Problem to solve. From the listing below, extract each line containing the string "были".

━━━━━ Records provided

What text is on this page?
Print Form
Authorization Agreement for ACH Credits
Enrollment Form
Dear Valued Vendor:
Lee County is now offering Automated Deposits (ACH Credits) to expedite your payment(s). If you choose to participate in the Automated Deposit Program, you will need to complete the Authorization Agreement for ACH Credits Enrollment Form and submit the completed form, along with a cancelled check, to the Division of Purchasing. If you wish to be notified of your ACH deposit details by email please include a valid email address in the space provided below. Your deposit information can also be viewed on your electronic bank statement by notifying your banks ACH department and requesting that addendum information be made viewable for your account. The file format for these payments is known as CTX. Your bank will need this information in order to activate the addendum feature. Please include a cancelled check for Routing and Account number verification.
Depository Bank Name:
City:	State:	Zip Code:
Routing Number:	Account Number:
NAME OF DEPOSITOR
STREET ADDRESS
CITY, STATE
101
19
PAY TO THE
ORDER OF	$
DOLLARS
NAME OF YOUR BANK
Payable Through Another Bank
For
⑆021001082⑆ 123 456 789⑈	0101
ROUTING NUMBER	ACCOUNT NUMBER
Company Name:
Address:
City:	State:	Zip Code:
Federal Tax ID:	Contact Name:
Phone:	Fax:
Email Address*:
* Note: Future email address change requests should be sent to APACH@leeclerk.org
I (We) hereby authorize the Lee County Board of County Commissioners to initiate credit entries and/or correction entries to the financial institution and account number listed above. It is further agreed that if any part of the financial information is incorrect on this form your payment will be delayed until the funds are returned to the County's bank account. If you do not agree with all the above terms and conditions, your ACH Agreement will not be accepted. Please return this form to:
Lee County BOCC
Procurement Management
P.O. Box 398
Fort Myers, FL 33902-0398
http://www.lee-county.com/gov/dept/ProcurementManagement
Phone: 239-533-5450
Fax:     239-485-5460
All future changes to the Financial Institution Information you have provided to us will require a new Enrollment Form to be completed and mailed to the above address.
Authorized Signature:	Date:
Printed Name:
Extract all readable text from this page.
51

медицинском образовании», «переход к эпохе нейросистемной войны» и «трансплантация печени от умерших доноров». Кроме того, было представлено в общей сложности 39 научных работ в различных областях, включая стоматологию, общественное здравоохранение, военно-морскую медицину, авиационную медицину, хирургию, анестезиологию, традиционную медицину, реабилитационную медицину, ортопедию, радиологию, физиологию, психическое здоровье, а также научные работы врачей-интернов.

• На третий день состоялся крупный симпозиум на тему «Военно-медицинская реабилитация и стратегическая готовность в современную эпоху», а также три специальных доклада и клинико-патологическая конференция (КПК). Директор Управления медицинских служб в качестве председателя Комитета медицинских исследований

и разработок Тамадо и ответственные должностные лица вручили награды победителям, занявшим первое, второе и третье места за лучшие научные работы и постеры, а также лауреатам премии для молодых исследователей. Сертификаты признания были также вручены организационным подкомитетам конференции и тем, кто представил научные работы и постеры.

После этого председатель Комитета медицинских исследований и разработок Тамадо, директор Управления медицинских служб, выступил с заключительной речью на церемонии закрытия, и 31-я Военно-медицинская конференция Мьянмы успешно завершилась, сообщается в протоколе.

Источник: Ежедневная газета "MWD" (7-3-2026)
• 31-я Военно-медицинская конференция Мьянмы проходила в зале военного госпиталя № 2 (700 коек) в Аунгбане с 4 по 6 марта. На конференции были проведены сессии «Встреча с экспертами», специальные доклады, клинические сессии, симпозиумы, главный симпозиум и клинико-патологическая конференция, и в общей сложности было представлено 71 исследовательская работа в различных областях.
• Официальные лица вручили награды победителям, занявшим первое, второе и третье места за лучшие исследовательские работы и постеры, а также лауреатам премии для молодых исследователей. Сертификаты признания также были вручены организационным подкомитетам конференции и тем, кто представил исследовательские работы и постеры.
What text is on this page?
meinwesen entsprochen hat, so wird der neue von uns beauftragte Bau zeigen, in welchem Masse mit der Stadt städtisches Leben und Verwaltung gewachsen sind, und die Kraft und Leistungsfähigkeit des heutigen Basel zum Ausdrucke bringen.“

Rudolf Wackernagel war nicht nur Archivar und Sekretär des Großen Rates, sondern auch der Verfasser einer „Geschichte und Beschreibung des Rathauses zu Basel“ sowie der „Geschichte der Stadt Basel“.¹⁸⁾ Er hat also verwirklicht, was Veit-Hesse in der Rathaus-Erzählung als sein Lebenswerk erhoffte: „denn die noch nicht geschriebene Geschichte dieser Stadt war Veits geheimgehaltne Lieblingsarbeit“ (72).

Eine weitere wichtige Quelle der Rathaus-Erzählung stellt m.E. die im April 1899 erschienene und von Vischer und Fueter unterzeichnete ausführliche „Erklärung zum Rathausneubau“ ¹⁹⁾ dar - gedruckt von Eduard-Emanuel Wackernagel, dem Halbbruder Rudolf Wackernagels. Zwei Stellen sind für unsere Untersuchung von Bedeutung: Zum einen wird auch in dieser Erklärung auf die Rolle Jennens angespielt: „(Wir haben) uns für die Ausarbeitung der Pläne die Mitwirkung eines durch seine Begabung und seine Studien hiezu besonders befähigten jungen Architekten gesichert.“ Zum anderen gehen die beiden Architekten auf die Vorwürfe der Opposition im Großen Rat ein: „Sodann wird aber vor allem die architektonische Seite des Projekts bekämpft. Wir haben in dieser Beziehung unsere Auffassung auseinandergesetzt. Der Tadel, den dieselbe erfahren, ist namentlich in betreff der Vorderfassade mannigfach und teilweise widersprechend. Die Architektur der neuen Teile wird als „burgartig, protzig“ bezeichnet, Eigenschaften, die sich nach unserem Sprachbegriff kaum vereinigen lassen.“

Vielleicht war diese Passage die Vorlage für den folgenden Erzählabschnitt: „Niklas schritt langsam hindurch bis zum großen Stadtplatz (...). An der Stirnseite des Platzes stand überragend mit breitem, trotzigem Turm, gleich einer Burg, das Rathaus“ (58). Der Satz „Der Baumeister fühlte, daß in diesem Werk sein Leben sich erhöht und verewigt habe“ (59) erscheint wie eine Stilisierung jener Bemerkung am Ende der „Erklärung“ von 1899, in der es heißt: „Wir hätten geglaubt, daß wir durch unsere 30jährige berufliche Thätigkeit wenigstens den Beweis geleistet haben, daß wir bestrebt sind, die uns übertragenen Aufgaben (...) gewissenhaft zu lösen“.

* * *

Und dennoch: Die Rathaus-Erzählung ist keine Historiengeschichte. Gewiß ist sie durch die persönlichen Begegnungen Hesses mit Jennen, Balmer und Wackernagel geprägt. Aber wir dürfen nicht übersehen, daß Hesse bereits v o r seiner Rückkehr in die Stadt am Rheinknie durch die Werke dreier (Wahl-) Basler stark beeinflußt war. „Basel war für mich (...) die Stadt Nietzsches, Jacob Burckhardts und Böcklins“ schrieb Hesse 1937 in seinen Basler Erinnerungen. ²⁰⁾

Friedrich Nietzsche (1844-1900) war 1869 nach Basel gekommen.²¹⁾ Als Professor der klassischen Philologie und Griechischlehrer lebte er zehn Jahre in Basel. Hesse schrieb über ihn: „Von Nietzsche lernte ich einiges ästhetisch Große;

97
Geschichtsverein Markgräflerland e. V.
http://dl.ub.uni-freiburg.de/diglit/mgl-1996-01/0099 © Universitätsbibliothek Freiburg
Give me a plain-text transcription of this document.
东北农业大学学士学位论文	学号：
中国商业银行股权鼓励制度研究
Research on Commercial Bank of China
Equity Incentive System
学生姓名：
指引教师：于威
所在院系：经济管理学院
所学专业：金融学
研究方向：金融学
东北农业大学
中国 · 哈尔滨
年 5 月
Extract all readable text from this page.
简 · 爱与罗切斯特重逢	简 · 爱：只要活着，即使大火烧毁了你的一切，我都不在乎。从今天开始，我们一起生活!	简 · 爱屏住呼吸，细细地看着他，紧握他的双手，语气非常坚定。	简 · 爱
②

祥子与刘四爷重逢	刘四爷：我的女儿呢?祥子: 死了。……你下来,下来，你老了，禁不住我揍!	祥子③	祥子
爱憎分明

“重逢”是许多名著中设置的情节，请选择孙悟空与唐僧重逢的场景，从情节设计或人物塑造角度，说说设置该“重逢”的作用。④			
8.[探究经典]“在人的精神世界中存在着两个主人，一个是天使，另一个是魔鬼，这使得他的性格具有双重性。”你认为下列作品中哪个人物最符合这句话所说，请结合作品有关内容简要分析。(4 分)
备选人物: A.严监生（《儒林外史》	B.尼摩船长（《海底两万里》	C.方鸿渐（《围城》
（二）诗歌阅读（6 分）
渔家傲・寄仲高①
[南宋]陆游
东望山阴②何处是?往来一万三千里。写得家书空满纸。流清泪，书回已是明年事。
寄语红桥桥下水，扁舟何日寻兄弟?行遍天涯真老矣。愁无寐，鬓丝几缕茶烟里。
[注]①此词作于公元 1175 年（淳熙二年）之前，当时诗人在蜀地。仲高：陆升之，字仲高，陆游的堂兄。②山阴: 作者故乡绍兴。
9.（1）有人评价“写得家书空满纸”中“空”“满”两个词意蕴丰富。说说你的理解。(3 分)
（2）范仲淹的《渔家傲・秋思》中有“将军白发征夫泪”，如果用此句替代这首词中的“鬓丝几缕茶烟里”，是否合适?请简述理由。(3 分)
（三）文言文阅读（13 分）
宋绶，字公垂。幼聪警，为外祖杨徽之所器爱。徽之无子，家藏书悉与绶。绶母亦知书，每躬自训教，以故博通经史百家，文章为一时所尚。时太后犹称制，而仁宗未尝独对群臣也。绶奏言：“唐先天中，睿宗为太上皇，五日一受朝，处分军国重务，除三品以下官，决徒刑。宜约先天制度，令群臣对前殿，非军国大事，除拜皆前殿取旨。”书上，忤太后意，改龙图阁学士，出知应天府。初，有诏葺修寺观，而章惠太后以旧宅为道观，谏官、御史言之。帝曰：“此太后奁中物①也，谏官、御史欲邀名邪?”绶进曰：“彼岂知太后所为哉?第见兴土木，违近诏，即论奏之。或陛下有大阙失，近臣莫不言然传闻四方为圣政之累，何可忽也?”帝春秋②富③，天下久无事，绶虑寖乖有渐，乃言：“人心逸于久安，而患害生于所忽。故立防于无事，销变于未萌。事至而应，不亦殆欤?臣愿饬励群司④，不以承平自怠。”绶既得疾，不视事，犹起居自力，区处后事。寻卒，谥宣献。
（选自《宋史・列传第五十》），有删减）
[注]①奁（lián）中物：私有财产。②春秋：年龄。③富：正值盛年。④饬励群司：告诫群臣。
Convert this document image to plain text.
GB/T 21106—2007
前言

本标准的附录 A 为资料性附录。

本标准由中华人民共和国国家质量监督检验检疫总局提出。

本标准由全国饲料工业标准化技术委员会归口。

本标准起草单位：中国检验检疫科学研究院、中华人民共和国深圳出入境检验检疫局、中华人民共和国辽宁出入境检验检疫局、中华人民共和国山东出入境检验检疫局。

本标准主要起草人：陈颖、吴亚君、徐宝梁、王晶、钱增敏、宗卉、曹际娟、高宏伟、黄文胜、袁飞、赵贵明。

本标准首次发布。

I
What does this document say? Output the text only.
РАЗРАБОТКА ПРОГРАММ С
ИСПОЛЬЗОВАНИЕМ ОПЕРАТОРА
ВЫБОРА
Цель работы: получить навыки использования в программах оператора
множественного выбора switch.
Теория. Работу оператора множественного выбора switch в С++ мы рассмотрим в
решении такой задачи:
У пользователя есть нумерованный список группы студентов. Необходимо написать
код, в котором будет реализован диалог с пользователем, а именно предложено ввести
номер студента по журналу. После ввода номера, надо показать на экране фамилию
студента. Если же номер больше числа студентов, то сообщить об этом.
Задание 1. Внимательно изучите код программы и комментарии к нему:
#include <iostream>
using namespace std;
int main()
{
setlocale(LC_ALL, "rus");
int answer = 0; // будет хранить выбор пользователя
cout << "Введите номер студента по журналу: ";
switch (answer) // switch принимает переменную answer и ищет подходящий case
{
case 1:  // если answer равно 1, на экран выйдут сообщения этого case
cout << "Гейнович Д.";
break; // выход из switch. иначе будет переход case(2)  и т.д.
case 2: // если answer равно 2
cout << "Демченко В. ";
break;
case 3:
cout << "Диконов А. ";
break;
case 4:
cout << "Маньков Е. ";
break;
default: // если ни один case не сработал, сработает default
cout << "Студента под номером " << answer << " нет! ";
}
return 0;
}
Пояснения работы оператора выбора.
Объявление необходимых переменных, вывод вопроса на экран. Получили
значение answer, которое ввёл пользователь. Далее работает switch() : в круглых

━━━━━━━━━━

Solved exercise.
и разработок Тамадо и ответственные должностные лица вручили награды победителям, занявшим первое, второе и третье места за лучшие научные работы и постеры, а также лауреатам премии для молодых исследователей. Сертификаты признания были также вручены организационным подкомитетам конференции и тем, кто представил научные работы и постеры.
• 31-я Военно-медицинская конференция Мьянмы проходила в зале военного госпиталя № 2 (700 коек) в Аунгбане с 4 по 6 марта. На конференции были проведены сессии «Встреча с экспертами», специальные доклады, клинические сессии, симпозиумы, главный симпозиум и клинико-патологическая конференция, и в общей сложности было представлено 71 исследовательская работа в различных областях.
• Официальные лица вручили награды победителям, занявшим первое, второе и третье места за лучшие исследовательские работы и постеры, а также лауреатам премии для молодых исследователей. Сертификаты признания также были вручены организационным подкомитетам конференции и тем, кто представил исследовательские работы и постеры.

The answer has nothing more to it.